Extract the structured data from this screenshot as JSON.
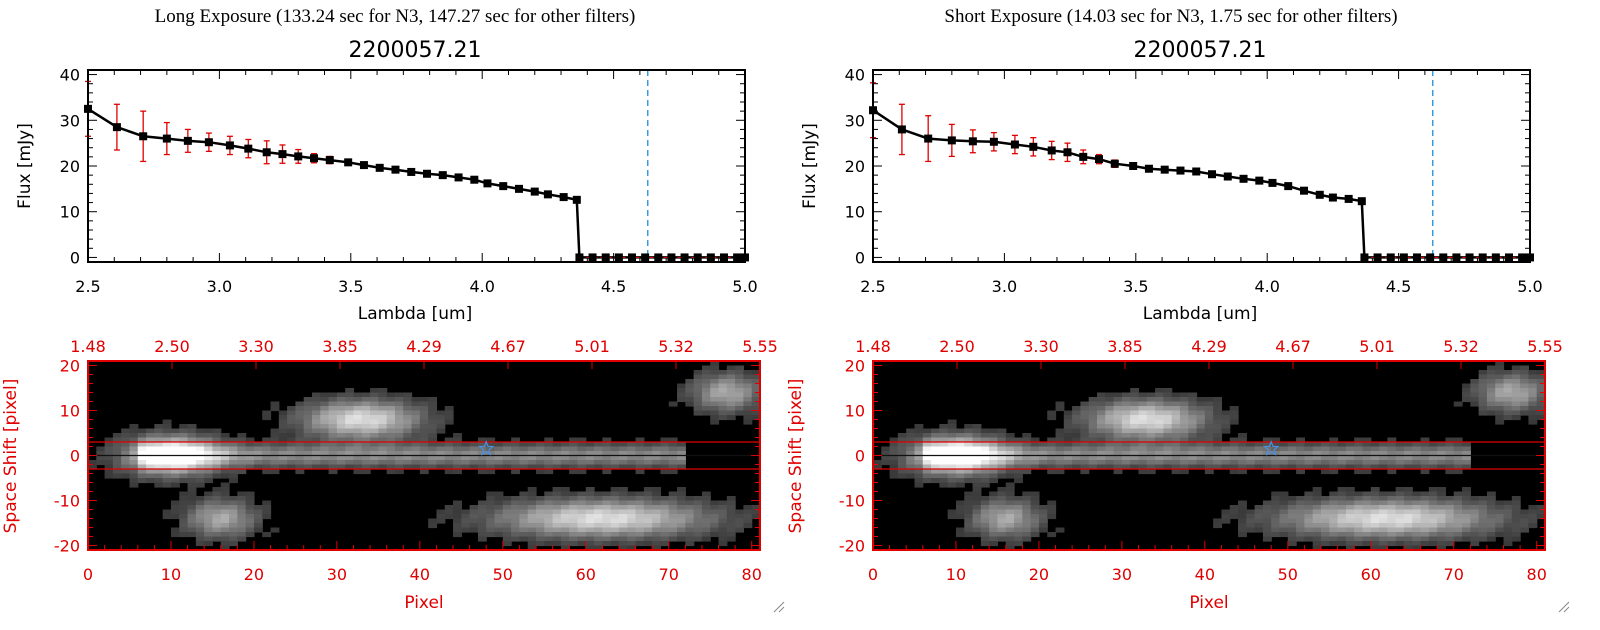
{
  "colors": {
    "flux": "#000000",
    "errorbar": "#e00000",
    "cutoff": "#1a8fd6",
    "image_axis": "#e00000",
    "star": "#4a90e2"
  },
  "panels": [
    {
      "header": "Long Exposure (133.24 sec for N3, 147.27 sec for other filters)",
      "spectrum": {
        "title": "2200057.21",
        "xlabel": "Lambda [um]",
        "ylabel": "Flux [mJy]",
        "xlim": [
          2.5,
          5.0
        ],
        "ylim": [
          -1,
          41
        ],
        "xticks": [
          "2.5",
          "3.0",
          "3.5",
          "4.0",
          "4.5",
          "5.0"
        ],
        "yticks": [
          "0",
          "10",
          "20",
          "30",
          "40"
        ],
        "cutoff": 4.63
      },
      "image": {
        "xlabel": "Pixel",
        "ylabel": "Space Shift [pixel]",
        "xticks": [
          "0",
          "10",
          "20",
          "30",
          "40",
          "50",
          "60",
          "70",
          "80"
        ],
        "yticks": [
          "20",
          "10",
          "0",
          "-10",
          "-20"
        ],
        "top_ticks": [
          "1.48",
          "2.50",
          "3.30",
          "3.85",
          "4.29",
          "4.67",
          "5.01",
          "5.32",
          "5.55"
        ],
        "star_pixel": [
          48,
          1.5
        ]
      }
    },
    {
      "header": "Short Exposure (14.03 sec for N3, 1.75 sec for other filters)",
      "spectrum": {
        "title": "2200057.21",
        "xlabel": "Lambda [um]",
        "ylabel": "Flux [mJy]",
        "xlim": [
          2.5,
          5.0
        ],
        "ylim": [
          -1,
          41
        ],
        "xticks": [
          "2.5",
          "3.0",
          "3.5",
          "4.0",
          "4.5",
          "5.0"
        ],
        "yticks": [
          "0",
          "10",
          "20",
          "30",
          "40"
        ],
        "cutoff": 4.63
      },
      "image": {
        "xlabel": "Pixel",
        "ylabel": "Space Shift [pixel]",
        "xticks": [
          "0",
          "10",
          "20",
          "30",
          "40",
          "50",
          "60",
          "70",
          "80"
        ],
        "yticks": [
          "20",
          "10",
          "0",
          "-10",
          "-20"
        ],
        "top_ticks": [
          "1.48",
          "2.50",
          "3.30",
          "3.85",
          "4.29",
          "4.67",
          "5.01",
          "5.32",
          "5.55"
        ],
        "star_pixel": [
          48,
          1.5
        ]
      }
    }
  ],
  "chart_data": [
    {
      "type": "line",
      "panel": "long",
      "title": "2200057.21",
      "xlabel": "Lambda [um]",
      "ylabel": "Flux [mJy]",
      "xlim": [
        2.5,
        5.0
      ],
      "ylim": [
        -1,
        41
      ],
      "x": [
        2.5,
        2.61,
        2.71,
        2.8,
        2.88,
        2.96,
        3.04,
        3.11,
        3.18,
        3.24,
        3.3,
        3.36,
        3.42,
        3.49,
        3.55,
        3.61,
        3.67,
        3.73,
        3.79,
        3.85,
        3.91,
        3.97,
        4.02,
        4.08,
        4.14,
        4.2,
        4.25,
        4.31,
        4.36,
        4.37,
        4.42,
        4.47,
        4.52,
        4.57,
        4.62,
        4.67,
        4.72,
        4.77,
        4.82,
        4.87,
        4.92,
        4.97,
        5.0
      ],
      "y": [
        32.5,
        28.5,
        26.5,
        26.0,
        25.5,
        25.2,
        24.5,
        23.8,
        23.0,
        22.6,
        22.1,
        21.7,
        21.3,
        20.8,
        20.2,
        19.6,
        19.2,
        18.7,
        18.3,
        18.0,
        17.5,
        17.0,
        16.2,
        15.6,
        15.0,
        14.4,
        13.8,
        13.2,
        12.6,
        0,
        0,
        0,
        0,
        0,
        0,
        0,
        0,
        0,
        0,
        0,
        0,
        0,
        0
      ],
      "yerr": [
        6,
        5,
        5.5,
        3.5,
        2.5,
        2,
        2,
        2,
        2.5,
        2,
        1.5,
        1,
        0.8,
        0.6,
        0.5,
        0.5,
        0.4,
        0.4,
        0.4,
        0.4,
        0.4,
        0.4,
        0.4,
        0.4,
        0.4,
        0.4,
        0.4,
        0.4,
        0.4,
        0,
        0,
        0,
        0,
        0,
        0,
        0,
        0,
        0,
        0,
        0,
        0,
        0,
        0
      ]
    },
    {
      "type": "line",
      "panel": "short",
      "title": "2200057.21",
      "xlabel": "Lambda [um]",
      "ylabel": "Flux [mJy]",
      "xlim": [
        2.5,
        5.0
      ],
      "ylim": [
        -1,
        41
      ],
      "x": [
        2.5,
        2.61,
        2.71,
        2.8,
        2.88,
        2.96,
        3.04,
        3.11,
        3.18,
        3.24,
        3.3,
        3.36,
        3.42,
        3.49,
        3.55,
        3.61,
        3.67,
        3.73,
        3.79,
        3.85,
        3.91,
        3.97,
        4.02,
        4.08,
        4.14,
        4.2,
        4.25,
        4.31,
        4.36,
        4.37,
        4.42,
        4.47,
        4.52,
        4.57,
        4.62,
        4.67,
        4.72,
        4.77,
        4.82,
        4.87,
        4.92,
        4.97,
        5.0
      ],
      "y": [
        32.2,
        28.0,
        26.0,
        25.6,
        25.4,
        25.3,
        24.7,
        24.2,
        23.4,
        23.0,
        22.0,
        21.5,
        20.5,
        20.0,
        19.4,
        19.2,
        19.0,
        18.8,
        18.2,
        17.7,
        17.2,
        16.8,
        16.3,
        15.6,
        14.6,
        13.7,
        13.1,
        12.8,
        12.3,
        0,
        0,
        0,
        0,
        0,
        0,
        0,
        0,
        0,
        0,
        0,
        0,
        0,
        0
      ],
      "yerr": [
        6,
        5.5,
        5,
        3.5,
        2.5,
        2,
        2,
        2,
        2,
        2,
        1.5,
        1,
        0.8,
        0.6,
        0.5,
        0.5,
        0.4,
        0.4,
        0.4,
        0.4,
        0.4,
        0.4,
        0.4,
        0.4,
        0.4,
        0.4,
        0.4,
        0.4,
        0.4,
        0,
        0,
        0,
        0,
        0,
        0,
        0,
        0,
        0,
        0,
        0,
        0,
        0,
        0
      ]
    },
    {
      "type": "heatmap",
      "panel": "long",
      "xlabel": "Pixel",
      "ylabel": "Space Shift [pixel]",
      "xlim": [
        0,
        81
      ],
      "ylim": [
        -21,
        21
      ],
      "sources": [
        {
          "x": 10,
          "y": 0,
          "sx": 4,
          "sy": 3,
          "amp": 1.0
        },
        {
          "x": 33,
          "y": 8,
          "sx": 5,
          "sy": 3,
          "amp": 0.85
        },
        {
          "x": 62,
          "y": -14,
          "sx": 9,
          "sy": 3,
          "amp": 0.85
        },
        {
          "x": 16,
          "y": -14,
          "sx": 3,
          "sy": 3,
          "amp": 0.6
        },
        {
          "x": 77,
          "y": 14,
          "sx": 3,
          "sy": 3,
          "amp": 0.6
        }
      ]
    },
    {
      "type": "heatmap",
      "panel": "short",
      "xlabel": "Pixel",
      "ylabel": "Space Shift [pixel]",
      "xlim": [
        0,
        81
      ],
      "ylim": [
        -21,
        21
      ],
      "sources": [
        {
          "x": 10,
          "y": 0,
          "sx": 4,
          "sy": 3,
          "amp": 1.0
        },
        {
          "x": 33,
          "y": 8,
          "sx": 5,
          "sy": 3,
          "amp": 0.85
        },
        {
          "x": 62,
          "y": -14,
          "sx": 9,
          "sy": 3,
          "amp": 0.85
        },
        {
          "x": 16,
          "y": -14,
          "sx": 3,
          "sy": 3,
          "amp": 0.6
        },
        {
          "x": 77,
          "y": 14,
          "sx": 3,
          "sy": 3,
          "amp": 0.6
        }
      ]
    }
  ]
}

------------------------------------------------------------

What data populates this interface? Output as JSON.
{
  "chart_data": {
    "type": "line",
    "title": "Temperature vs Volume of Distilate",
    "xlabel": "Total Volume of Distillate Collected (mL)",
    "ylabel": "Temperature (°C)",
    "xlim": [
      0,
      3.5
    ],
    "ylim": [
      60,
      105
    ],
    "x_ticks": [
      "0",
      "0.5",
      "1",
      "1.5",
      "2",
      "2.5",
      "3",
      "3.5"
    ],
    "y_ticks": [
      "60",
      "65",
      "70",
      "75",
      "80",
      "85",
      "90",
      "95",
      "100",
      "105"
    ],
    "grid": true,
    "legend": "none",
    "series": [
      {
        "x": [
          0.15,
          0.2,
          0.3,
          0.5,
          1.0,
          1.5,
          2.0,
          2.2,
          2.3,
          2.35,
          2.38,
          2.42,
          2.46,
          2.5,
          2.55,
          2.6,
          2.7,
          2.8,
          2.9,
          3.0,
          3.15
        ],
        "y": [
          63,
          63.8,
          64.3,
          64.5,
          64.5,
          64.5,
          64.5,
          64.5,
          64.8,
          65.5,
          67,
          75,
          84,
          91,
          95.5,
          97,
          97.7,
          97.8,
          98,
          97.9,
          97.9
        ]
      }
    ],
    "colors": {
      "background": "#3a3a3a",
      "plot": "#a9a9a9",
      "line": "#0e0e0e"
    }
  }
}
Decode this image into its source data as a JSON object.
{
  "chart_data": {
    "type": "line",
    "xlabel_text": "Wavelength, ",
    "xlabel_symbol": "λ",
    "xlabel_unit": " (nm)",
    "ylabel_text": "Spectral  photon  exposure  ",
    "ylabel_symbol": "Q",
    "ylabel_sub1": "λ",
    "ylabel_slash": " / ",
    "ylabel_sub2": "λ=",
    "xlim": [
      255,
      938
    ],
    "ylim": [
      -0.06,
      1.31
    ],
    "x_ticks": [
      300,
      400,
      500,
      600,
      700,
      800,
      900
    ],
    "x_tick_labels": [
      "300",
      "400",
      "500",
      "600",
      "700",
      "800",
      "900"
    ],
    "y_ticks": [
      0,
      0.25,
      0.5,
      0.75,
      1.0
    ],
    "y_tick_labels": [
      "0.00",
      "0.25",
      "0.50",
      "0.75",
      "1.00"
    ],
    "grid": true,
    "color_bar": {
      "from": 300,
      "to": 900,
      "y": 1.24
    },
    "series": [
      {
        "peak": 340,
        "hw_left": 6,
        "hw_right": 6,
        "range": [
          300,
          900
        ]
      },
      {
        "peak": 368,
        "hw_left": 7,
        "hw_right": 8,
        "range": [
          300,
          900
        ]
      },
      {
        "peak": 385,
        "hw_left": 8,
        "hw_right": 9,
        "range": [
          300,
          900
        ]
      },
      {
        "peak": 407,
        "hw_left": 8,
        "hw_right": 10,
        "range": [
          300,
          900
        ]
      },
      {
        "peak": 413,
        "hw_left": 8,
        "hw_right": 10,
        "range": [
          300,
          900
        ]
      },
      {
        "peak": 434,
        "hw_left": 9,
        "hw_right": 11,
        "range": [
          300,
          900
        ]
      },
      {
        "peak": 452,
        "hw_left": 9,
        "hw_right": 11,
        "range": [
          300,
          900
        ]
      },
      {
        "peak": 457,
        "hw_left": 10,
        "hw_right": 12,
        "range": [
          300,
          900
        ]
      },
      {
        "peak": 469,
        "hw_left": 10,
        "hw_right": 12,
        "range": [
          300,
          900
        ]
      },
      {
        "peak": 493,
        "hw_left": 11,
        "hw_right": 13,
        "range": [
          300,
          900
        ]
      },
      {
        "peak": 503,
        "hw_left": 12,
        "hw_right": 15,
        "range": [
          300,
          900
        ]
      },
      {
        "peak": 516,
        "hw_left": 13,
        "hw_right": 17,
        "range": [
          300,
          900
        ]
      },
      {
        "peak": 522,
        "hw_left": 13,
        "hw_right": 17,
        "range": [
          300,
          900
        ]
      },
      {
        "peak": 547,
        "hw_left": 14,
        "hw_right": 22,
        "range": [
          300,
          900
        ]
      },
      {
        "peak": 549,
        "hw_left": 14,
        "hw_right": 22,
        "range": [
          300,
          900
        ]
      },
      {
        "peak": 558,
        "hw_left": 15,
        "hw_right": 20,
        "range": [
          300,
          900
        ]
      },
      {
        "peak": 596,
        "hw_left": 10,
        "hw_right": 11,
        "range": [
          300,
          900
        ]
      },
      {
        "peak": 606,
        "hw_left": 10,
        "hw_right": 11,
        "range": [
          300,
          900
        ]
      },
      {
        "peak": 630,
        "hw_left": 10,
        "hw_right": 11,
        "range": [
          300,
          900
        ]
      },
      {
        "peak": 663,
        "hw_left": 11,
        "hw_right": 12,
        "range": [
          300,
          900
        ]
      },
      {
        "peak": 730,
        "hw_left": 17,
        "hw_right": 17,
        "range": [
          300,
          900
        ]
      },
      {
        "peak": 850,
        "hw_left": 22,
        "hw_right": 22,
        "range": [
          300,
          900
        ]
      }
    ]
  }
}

------------------------------------------------------------

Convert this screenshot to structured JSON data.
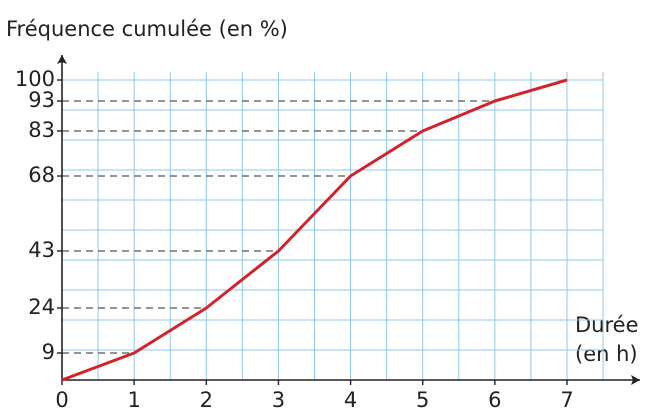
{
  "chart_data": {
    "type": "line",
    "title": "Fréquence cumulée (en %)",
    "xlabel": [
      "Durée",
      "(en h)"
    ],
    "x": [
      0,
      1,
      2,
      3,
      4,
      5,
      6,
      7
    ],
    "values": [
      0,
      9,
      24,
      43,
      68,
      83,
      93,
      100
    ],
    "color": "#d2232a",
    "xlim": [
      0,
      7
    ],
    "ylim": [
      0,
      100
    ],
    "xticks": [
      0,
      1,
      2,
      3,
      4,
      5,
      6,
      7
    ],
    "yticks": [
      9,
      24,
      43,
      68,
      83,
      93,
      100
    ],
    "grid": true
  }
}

------------------------------------------------------------

## PROBLEM DETAILS
Go through the records and pull out each line that includes the word "JSON".

## RESULT FOR THIS TASK
Extract the structured data from this screenshot as JSON.
What data populates this interface? Output as JSON.
Decode this image into its source data as a JSON object.
Convert this screenshot to structured JSON data.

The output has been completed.